==== MATERIAL TO PROCESS ====
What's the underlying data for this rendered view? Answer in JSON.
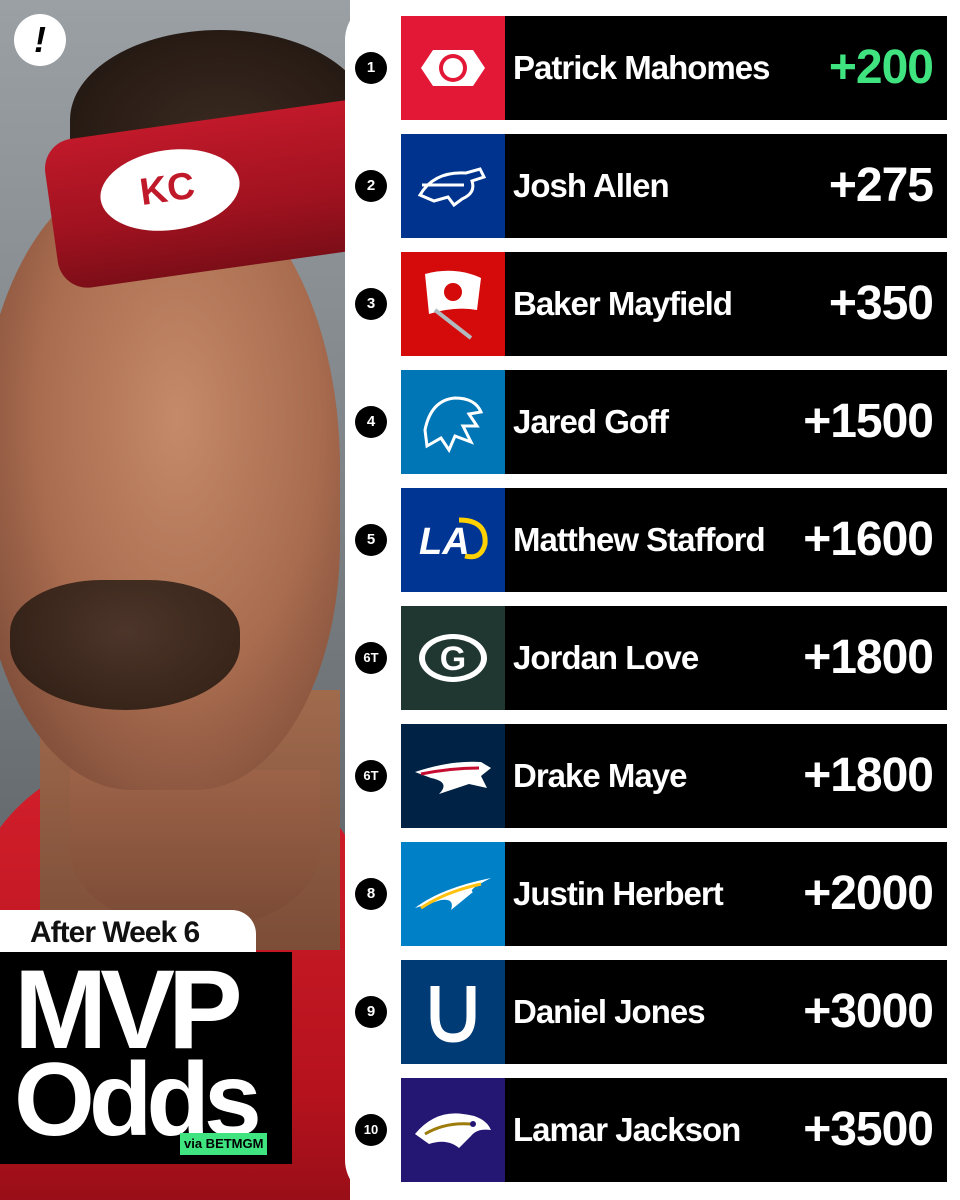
{
  "brand_icon": "exclamation-icon",
  "title": {
    "week": "After Week 6",
    "line1": "MVP",
    "line2": "Odds",
    "via": "via BETMGM"
  },
  "photo": {
    "headband_logo": "KC"
  },
  "players": [
    {
      "rank": "1",
      "name": "Patrick Mahomes",
      "odds": "+200",
      "team_color": "#e31837",
      "logo": "chiefs-logo",
      "highlight": true
    },
    {
      "rank": "2",
      "name": "Josh Allen",
      "odds": "+275",
      "team_color": "#00338d",
      "logo": "bills-logo"
    },
    {
      "rank": "3",
      "name": "Baker Mayfield",
      "odds": "+350",
      "team_color": "#d50a0a",
      "logo": "buccaneers-logo"
    },
    {
      "rank": "4",
      "name": "Jared Goff",
      "odds": "+1500",
      "team_color": "#0076b6",
      "logo": "lions-logo"
    },
    {
      "rank": "5",
      "name": "Matthew Stafford",
      "odds": "+1600",
      "team_color": "#003594",
      "logo": "rams-logo",
      "logo_text": "LA"
    },
    {
      "rank": "6T",
      "name": "Jordan Love",
      "odds": "+1800",
      "team_color": "#203731",
      "logo": "packers-logo",
      "logo_text": "G"
    },
    {
      "rank": "6T",
      "name": "Drake Maye",
      "odds": "+1800",
      "team_color": "#002244",
      "logo": "patriots-logo"
    },
    {
      "rank": "8",
      "name": "Justin Herbert",
      "odds": "+2000",
      "team_color": "#0080c6",
      "logo": "chargers-logo"
    },
    {
      "rank": "9",
      "name": "Daniel Jones",
      "odds": "+3000",
      "team_color": "#003b75",
      "logo": "colts-logo"
    },
    {
      "rank": "10",
      "name": "Lamar Jackson",
      "odds": "+3500",
      "team_color": "#241773",
      "logo": "ravens-logo"
    }
  ],
  "colors": {
    "highlight": "#3fe37f",
    "bar": "#000000"
  }
}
====
Scan the listing above for the word "name" and copy every line that holds it.

      "name": "Patrick Mahomes",
      "name": "Josh Allen",
      "name": "Baker Mayfield",
      "name": "Jared Goff",
      "name": "Matthew Stafford",
      "name": "Jordan Love",
      "name": "Drake Maye",
      "name": "Justin Herbert",
      "name": "Daniel Jones",
      "name": "Lamar Jackson",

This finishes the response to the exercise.